_Your task_
Copy each line that has the string "title" somewhere in it.

_Data for processing_
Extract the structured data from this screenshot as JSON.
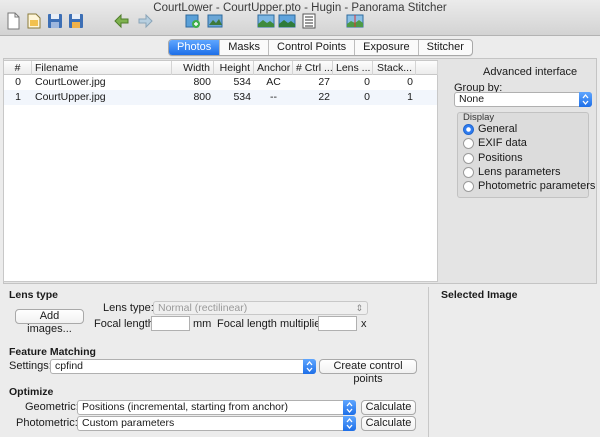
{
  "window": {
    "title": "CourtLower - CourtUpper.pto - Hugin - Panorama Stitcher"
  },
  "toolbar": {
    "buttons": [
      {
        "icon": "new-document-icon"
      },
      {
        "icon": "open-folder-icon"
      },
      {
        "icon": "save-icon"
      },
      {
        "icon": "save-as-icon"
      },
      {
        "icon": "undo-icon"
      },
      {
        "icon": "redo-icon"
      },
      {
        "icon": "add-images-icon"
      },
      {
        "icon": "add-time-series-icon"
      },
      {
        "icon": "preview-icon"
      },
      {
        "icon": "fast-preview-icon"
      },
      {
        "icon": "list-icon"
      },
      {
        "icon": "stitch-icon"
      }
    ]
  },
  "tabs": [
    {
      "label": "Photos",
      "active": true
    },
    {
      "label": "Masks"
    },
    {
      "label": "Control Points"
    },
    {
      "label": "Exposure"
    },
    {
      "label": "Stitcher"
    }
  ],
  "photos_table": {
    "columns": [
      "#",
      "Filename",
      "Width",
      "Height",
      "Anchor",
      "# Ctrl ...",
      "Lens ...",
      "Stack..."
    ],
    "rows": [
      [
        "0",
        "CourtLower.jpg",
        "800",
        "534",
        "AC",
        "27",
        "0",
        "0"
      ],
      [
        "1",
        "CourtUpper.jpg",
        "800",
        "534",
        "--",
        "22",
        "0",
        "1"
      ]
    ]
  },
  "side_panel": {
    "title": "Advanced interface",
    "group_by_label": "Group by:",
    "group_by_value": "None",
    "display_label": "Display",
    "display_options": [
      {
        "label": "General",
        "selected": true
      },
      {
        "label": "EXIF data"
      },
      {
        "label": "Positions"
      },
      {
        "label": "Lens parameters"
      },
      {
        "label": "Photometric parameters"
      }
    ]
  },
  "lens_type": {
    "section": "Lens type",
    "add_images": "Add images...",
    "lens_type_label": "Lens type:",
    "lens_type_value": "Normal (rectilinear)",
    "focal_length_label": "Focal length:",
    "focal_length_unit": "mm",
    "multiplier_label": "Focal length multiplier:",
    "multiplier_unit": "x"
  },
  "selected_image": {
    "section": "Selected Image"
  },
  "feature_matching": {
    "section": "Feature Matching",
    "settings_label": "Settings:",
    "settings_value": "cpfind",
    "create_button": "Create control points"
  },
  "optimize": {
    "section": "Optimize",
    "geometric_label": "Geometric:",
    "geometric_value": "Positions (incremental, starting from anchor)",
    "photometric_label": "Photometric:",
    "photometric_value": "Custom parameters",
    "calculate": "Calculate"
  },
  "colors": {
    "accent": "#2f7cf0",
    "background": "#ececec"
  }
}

...

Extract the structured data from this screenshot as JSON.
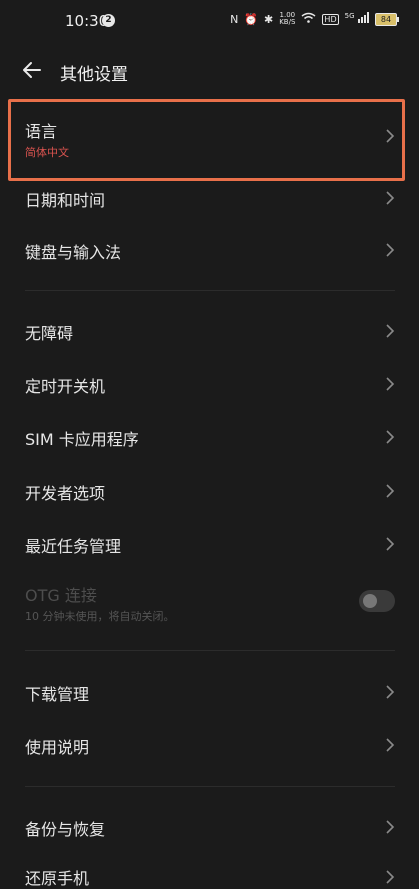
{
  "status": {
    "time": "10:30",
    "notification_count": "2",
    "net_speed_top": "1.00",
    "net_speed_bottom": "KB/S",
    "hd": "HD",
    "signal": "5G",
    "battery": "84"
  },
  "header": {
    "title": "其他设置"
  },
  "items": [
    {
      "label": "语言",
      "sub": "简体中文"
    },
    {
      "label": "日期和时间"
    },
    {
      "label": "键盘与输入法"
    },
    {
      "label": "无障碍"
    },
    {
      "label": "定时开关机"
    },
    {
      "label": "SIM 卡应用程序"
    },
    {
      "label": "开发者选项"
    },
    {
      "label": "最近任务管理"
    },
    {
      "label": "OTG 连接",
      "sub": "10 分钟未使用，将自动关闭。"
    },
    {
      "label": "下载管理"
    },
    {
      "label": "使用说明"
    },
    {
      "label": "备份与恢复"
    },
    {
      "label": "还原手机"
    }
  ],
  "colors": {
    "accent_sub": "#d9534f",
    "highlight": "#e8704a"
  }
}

_Correct answer_
    "title": "CourtLower - CourtUpper.pto - Hugin - Panorama Stitcher"
    "title": "Advanced interface",
    "title": "其他设置"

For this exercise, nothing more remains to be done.